Start of RECORD SET

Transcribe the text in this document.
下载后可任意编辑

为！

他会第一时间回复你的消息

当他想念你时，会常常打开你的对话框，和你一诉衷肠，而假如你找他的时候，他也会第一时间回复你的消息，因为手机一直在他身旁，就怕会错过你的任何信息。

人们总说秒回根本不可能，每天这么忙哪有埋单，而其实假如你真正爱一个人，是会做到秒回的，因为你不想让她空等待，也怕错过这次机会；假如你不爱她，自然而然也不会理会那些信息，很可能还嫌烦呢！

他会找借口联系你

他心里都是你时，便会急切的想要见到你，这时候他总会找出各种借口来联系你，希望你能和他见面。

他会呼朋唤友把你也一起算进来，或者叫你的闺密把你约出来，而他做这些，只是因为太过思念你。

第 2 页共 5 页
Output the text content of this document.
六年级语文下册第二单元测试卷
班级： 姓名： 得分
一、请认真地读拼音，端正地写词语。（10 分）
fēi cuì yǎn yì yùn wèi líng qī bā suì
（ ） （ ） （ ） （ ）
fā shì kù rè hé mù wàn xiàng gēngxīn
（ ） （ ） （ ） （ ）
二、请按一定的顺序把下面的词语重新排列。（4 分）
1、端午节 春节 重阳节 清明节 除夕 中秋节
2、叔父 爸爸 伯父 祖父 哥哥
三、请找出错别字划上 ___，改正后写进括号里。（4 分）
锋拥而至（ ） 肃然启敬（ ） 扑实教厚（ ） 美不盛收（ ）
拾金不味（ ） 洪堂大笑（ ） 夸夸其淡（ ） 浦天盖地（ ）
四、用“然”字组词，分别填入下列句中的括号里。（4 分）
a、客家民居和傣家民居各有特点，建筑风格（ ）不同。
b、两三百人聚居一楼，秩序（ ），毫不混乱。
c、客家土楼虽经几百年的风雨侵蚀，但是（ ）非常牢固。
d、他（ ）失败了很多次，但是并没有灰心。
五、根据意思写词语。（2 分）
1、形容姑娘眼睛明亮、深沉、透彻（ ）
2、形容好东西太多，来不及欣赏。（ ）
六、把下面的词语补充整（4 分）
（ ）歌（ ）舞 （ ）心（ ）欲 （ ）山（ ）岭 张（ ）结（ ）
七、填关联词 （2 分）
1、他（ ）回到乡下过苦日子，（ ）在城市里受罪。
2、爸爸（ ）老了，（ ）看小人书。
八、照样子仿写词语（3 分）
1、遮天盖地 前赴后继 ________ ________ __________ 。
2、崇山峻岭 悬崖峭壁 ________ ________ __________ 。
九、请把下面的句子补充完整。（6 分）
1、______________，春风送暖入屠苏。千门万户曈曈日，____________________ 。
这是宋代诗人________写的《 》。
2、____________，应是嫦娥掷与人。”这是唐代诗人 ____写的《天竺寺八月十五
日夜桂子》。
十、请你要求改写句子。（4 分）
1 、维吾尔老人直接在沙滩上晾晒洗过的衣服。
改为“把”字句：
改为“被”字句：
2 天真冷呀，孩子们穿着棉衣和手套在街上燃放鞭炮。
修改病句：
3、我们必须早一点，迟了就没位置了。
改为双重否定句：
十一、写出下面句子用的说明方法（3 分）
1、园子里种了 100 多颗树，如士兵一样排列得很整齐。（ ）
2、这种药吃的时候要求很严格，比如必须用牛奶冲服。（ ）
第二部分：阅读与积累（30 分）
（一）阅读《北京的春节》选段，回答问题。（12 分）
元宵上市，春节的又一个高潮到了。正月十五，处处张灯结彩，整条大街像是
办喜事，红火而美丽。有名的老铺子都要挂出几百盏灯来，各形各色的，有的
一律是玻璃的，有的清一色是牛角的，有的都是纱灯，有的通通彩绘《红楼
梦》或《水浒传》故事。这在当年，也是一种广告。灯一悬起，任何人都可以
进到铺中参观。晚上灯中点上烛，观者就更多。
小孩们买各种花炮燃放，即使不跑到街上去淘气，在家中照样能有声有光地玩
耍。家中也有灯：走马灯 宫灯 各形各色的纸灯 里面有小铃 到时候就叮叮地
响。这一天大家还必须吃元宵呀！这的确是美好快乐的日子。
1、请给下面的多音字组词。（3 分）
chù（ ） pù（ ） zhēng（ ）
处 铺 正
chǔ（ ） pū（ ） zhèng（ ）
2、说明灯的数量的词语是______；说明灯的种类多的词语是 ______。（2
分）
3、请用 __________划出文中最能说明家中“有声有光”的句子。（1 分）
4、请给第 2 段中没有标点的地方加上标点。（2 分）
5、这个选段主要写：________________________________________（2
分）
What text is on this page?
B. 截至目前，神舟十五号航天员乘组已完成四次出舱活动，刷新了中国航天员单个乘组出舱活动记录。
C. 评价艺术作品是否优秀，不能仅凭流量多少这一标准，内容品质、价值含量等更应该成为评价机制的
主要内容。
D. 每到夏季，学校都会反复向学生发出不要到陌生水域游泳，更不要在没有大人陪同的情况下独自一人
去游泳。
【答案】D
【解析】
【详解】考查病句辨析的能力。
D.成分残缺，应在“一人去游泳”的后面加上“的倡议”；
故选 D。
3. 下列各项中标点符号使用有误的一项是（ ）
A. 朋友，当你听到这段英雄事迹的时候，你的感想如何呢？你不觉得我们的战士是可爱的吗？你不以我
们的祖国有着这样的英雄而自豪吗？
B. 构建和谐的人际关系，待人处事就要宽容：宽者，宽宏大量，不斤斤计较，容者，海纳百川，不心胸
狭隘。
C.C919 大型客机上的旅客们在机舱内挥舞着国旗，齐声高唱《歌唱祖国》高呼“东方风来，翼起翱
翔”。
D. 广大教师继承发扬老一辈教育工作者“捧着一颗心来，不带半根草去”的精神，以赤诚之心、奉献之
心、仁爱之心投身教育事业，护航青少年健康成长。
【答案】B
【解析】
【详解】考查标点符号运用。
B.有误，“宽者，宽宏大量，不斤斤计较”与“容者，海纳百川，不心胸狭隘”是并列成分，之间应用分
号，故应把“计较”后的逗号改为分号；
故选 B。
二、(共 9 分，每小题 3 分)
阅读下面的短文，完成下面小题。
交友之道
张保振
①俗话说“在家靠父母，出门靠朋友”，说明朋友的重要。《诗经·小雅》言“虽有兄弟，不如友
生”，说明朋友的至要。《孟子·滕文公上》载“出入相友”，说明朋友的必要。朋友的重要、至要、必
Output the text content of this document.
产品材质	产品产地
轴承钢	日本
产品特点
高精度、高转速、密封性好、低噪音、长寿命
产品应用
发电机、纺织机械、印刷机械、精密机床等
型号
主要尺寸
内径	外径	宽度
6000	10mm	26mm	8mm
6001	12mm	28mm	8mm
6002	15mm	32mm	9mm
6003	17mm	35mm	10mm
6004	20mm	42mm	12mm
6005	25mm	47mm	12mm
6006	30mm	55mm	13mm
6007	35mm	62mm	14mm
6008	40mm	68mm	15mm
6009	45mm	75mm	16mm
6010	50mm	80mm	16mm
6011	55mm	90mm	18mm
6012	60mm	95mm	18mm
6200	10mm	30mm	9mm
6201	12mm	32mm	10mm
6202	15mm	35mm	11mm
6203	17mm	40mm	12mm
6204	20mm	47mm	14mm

End of RECORD SET

● **DESCRIPTION OF THE TASK**
Go through the data and return every record exactly.

● **SOLUTION BELOW**
Transcribe the text in this document.
下载后可任意编辑

为！

他会第一时间回复你的消息

当他想念你时，会常常打开你的对话框，和你一诉衷肠，而假如你找他的时候，他也会第一时间回复你的消息，因为手机一直在他身旁，就怕会错过你的任何信息。

人们总说秒回根本不可能，每天这么忙哪有埋单，而其实假如你真正爱一个人，是会做到秒回的，因为你不想让她空等待，也怕错过这次机会；假如你不爱她，自然而然也不会理会那些信息，很可能还嫌烦呢！

他会找借口联系你

他心里都是你时，便会急切的想要见到你，这时候他总会找出各种借口来联系你，希望你能和他见面。

他会呼朋唤友把你也一起算进来，或者叫你的闺密把你约出来，而他做这些，只是因为太过思念你。

第 2 页共 5 页
Output the text content of this document.
六年级语文下册第二单元测试卷
班级： 姓名： 得分
一、请认真地读拼音，端正地写词语。（10 分）
fēi cuì yǎn yì yùn wèi líng qī bā suì
（ ） （ ） （ ） （ ）
fā shì kù rè hé mù wàn xiàng gēngxīn
（ ） （ ） （ ） （ ）
二、请按一定的顺序把下面的词语重新排列。（4 分）
1、端午节 春节 重阳节 清明节 除夕 中秋节
2、叔父 爸爸 伯父 祖父 哥哥
三、请找出错别字划上 ___，改正后写进括号里。（4 分）
锋拥而至（ ） 肃然启敬（ ） 扑实教厚（ ） 美不盛收（ ）
拾金不味（ ） 洪堂大笑（ ） 夸夸其淡（ ） 浦天盖地（ ）
四、用“然”字组词，分别填入下列句中的括号里。（4 分）
a、客家民居和傣家民居各有特点，建筑风格（ ）不同。
b、两三百人聚居一楼，秩序（ ），毫不混乱。
c、客家土楼虽经几百年的风雨侵蚀，但是（ ）非常牢固。
d、他（ ）失败了很多次，但是并没有灰心。
五、根据意思写词语。（2 分）
1、形容姑娘眼睛明亮、深沉、透彻（ ）
2、形容好东西太多，来不及欣赏。（ ）
六、把下面的词语补充整（4 分）
（ ）歌（ ）舞 （ ）心（ ）欲 （ ）山（ ）岭 张（ ）结（ ）
七、填关联词 （2 分）
1、他（ ）回到乡下过苦日子，（ ）在城市里受罪。
2、爸爸（ ）老了，（ ）看小人书。
八、照样子仿写词语（3 分）
1、遮天盖地 前赴后继 ________ ________ __________ 。
2、崇山峻岭 悬崖峭壁 ________ ________ __________ 。
九、请把下面的句子补充完整。（6 分）
1、______________，春风送暖入屠苏。千门万户曈曈日，____________________ 。
这是宋代诗人________写的《 》。
2、____________，应是嫦娥掷与人。”这是唐代诗人 ____写的《天竺寺八月十五
日夜桂子》。
十、请你要求改写句子。（4 分）
1 、维吾尔老人直接在沙滩上晾晒洗过的衣服。
改为“把”字句：
改为“被”字句：
2 天真冷呀，孩子们穿着棉衣和手套在街上燃放鞭炮。
修改病句：
3、我们必须早一点，迟了就没位置了。
改为双重否定句：
十一、写出下面句子用的说明方法（3 分）
1、园子里种了 100 多颗树，如士兵一样排列得很整齐。（ ）
2、这种药吃的时候要求很严格，比如必须用牛奶冲服。（ ）
第二部分：阅读与积累（30 分）
（一）阅读《北京的春节》选段，回答问题。（12 分）
元宵上市，春节的又一个高潮到了。正月十五，处处张灯结彩，整条大街像是
办喜事，红火而美丽。有名的老铺子都要挂出几百盏灯来，各形各色的，有的
一律是玻璃的，有的清一色是牛角的，有的都是纱灯，有的通通彩绘《红楼
梦》或《水浒传》故事。这在当年，也是一种广告。灯一悬起，任何人都可以
进到铺中参观。晚上灯中点上烛，观者就更多。
小孩们买各种花炮燃放，即使不跑到街上去淘气，在家中照样能有声有光地玩
耍。家中也有灯：走马灯 宫灯 各形各色的纸灯 里面有小铃 到时候就叮叮地
响。这一天大家还必须吃元宵呀！这的确是美好快乐的日子。
1、请给下面的多音字组词。（3 分）
chù（ ） pù（ ） zhēng（ ）
处 铺 正
chǔ（ ） pū（ ） zhèng（ ）
2、说明灯的数量的词语是______；说明灯的种类多的词语是 ______。（2
分）
3、请用 __________划出文中最能说明家中“有声有光”的句子。（1 分）
4、请给第 2 段中没有标点的地方加上标点。（2 分）
5、这个选段主要写：________________________________________（2
分）
What text is on this page?
B. 截至目前，神舟十五号航天员乘组已完成四次出舱活动，刷新了中国航天员单个乘组出舱活动记录。
C. 评价艺术作品是否优秀，不能仅凭流量多少这一标准，内容品质、价值含量等更应该成为评价机制的
主要内容。
D. 每到夏季，学校都会反复向学生发出不要到陌生水域游泳，更不要在没有大人陪同的情况下独自一人
去游泳。
【答案】D
【解析】
【详解】考查病句辨析的能力。
D.成分残缺，应在“一人去游泳”的后面加上“的倡议”；
故选 D。
3. 下列各项中标点符号使用有误的一项是（ ）
A. 朋友，当你听到这段英雄事迹的时候，你的感想如何呢？你不觉得我们的战士是可爱的吗？你不以我
们的祖国有着这样的英雄而自豪吗？
B. 构建和谐的人际关系，待人处事就要宽容：宽者，宽宏大量，不斤斤计较，容者，海纳百川，不心胸
狭隘。
C.C919 大型客机上的旅客们在机舱内挥舞着国旗，齐声高唱《歌唱祖国》高呼“东方风来，翼起翱
翔”。
D. 广大教师继承发扬老一辈教育工作者“捧着一颗心来，不带半根草去”的精神，以赤诚之心、奉献之
心、仁爱之心投身教育事业，护航青少年健康成长。
【答案】B
【解析】
【详解】考查标点符号运用。
B.有误，“宽者，宽宏大量，不斤斤计较”与“容者，海纳百川，不心胸狭隘”是并列成分，之间应用分
号，故应把“计较”后的逗号改为分号；
故选 B。
二、(共 9 分，每小题 3 分)
阅读下面的短文，完成下面小题。
交友之道
张保振
①俗话说“在家靠父母，出门靠朋友”，说明朋友的重要。《诗经·小雅》言“虽有兄弟，不如友
生”，说明朋友的至要。《孟子·滕文公上》载“出入相友”，说明朋友的必要。朋友的重要、至要、必
Output the text content of this document.
产品材质	产品产地
轴承钢	日本
产品特点
高精度、高转速、密封性好、低噪音、长寿命
产品应用
发电机、纺织机械、印刷机械、精密机床等
型号
主要尺寸
内径	外径	宽度
6000	10mm	26mm	8mm
6001	12mm	28mm	8mm
6002	15mm	32mm	9mm
6003	17mm	35mm	10mm
6004	20mm	42mm	12mm
6005	25mm	47mm	12mm
6006	30mm	55mm	13mm
6007	35mm	62mm	14mm
6008	40mm	68mm	15mm
6009	45mm	75mm	16mm
6010	50mm	80mm	16mm
6011	55mm	90mm	18mm
6012	60mm	95mm	18mm
6200	10mm	30mm	9mm
6201	12mm	32mm	10mm
6202	15mm	35mm	11mm
6203	17mm	40mm	12mm
6204	20mm	47mm	14mm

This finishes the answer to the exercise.